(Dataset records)

○ ○ ○

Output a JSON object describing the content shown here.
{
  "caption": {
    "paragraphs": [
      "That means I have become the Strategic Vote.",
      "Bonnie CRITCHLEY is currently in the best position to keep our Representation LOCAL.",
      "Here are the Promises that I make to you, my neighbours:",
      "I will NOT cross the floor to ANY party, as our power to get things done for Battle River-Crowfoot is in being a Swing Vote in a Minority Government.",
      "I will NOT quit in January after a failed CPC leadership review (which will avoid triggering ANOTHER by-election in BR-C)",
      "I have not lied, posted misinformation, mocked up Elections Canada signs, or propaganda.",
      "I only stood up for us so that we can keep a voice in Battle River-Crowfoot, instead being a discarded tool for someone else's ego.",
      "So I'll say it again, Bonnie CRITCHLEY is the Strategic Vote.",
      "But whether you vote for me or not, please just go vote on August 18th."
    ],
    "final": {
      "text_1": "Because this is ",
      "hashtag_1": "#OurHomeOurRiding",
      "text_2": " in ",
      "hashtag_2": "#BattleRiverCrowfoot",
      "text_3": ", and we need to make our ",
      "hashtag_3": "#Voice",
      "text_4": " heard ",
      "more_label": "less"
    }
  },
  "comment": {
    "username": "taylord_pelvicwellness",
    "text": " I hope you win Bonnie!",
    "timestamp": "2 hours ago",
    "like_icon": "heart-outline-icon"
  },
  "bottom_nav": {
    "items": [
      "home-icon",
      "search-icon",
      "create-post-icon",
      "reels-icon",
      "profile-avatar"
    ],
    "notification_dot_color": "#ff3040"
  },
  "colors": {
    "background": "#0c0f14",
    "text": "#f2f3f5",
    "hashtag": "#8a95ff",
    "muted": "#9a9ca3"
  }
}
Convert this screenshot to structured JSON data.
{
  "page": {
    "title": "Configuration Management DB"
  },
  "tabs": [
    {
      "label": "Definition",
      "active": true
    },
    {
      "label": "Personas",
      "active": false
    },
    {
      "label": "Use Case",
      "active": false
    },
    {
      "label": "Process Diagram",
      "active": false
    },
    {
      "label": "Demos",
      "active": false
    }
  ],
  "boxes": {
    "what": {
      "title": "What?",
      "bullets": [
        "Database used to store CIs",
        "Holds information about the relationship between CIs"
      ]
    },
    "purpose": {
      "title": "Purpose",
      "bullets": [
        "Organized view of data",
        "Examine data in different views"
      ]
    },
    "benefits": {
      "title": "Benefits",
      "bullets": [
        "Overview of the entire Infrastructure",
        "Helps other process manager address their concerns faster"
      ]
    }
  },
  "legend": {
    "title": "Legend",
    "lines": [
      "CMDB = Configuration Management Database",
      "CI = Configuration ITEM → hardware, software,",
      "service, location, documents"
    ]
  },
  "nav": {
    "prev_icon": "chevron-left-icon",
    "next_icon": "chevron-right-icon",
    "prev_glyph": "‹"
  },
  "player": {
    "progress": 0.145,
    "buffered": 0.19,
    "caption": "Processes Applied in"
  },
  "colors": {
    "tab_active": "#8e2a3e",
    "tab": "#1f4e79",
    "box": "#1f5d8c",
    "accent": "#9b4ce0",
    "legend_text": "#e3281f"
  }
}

○ ○ ○

Problem description:
Every record should be repeated exactly; please leave none out.

Task solution:
Output a JSON object describing the content shown here.
{
  "caption": {
    "paragraphs": [
      "That means I have become the Strategic Vote.",
      "Bonnie CRITCHLEY is currently in the best position to keep our Representation LOCAL.",
      "Here are the Promises that I make to you, my neighbours:",
      "I will NOT cross the floor to ANY party, as our power to get things done for Battle River-Crowfoot is in being a Swing Vote in a Minority Government.",
      "I will NOT quit in January after a failed CPC leadership review (which will avoid triggering ANOTHER by-election in BR-C)",
      "I have not lied, posted misinformation, mocked up Elections Canada signs, or propaganda.",
      "I only stood up for us so that we can keep a voice in Battle River-Crowfoot, instead being a discarded tool for someone else's ego.",
      "So I'll say it again, Bonnie CRITCHLEY is the Strategic Vote.",
      "But whether you vote for me or not, please just go vote on August 18th."
    ],
    "final": {
      "text_1": "Because this is ",
      "hashtag_1": "#OurHomeOurRiding",
      "text_2": " in ",
      "hashtag_2": "#BattleRiverCrowfoot",
      "text_3": ", and we need to make our ",
      "hashtag_3": "#Voice",
      "text_4": " heard ",
      "more_label": "less"
    }
  },
  "comment": {
    "username": "taylord_pelvicwellness",
    "text": " I hope you win Bonnie!",
    "timestamp": "2 hours ago",
    "like_icon": "heart-outline-icon"
  },
  "bottom_nav": {
    "items": [
      "home-icon",
      "search-icon",
      "create-post-icon",
      "reels-icon",
      "profile-avatar"
    ],
    "notification_dot_color": "#ff3040"
  },
  "colors": {
    "background": "#0c0f14",
    "text": "#f2f3f5",
    "hashtag": "#8a95ff",
    "muted": "#9a9ca3"
  }
}
Convert this screenshot to structured JSON data.
{
  "page": {
    "title": "Configuration Management DB"
  },
  "tabs": [
    {
      "label": "Definition",
      "active": true
    },
    {
      "label": "Personas",
      "active": false
    },
    {
      "label": "Use Case",
      "active": false
    },
    {
      "label": "Process Diagram",
      "active": false
    },
    {
      "label": "Demos",
      "active": false
    }
  ],
  "boxes": {
    "what": {
      "title": "What?",
      "bullets": [
        "Database used to store CIs",
        "Holds information about the relationship between CIs"
      ]
    },
    "purpose": {
      "title": "Purpose",
      "bullets": [
        "Organized view of data",
        "Examine data in different views"
      ]
    },
    "benefits": {
      "title": "Benefits",
      "bullets": [
        "Overview of the entire Infrastructure",
        "Helps other process manager address their concerns faster"
      ]
    }
  },
  "legend": {
    "title": "Legend",
    "lines": [
      "CMDB = Configuration Management Database",
      "CI = Configuration ITEM → hardware, software,",
      "service, location, documents"
    ]
  },
  "nav": {
    "prev_icon": "chevron-left-icon",
    "next_icon": "chevron-right-icon",
    "prev_glyph": "‹"
  },
  "player": {
    "progress": 0.145,
    "buffered": 0.19,
    "caption": "Processes Applied in"
  },
  "colors": {
    "tab_active": "#8e2a3e",
    "tab": "#1f4e79",
    "box": "#1f5d8c",
    "accent": "#9b4ce0",
    "legend_text": "#e3281f"
  }
}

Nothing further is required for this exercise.